Exercise description =>
Give back each entry unchanged, minus pictures.

— begin Entries —

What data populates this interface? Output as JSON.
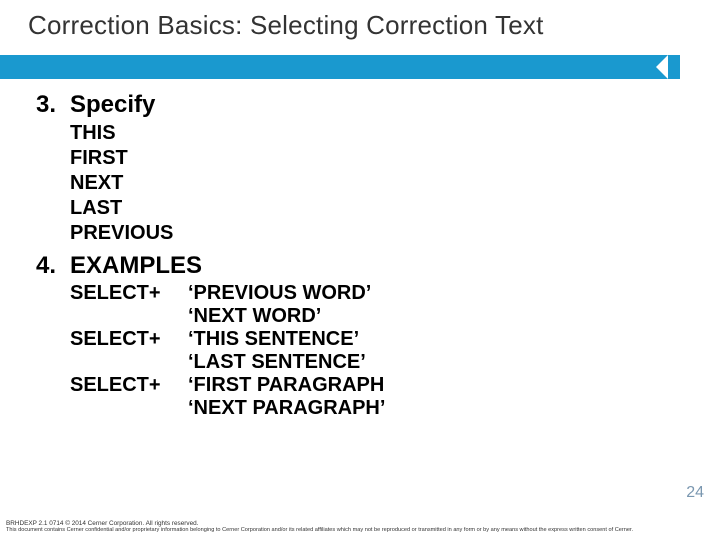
{
  "title": "Correction Basics: Selecting Correction Text",
  "items": [
    {
      "num": "3.",
      "heading": "Specify",
      "bullets": [
        "THIS",
        "FIRST",
        "NEXT",
        "LAST",
        "PREVIOUS"
      ]
    },
    {
      "num": "4.",
      "heading": "EXAMPLES",
      "examples": [
        {
          "left": "SELECT+",
          "right": "‘PREVIOUS WORD’"
        },
        {
          "left": "",
          "right": "‘NEXT WORD’"
        },
        {
          "left": "SELECT+",
          "right": "‘THIS SENTENCE’"
        },
        {
          "left": "",
          "right": "‘LAST SENTENCE’"
        },
        {
          "left": "SELECT+",
          "right": "‘FIRST PARAGRAPH"
        },
        {
          "left": "",
          "right": "‘NEXT PARAGRAPH’"
        }
      ]
    }
  ],
  "footer": {
    "line1": "BRHDEXP 2.1 0714    © 2014 Cerner Corporation. All rights reserved.",
    "line2": "This document contains Cerner confidential and/or proprietary information belonging to Cerner Corporation and/or its related affiliates which may not be reproduced or transmitted in any form or by any means without the express written consent of Cerner."
  },
  "page_number": "24"
}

— end Entries —

Answer to the problem =>
What data populates this interface? Output as JSON.
{
  "title": "Correction Basics: Selecting Correction Text",
  "items": [
    {
      "num": "3.",
      "heading": "Specify",
      "bullets": [
        "THIS",
        "FIRST",
        "NEXT",
        "LAST",
        "PREVIOUS"
      ]
    },
    {
      "num": "4.",
      "heading": "EXAMPLES",
      "examples": [
        {
          "left": "SELECT+",
          "right": "‘PREVIOUS WORD’"
        },
        {
          "left": "",
          "right": "‘NEXT WORD’"
        },
        {
          "left": "SELECT+",
          "right": "‘THIS SENTENCE’"
        },
        {
          "left": "",
          "right": "‘LAST SENTENCE’"
        },
        {
          "left": "SELECT+",
          "right": "‘FIRST PARAGRAPH"
        },
        {
          "left": "",
          "right": "‘NEXT PARAGRAPH’"
        }
      ]
    }
  ],
  "footer": {
    "line1": "BRHDEXP 2.1 0714    © 2014 Cerner Corporation. All rights reserved.",
    "line2": "This document contains Cerner confidential and/or proprietary information belonging to Cerner Corporation and/or its related affiliates which may not be reproduced or transmitted in any form or by any means without the express written consent of Cerner."
  },
  "page_number": "24"
}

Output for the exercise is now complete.